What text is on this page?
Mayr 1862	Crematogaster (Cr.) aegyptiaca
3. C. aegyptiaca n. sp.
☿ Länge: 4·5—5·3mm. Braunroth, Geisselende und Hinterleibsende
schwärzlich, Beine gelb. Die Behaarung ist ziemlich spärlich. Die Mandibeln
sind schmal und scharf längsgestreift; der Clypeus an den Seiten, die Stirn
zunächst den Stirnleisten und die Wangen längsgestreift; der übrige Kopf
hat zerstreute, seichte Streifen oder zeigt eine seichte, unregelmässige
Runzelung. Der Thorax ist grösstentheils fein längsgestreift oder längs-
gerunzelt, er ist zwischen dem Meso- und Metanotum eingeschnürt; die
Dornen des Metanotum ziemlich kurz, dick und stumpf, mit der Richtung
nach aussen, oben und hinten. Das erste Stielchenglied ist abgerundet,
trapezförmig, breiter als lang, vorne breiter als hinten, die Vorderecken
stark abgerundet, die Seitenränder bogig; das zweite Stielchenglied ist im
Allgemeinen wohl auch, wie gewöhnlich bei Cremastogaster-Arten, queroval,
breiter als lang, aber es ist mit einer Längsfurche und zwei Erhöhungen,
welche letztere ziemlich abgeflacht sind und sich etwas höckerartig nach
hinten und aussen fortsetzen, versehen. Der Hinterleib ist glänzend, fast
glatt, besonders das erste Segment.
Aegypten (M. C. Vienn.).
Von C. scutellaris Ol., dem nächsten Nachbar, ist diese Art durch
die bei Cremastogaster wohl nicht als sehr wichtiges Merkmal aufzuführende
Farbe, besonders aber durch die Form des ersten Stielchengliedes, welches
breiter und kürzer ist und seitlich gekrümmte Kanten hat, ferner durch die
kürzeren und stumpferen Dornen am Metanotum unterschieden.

■ ■ ■ ■

Pull every line containing "hinten" out of the records.

nach aussen, oben und hinten. Das erste Stielchenglied ist abgerundet,
trapezförmig, breiter als lang, vorne breiter als hinten, die Vorderecken
hinten und aussen fortsetzen, versehen. Der Hinterleib ist glänzend, fast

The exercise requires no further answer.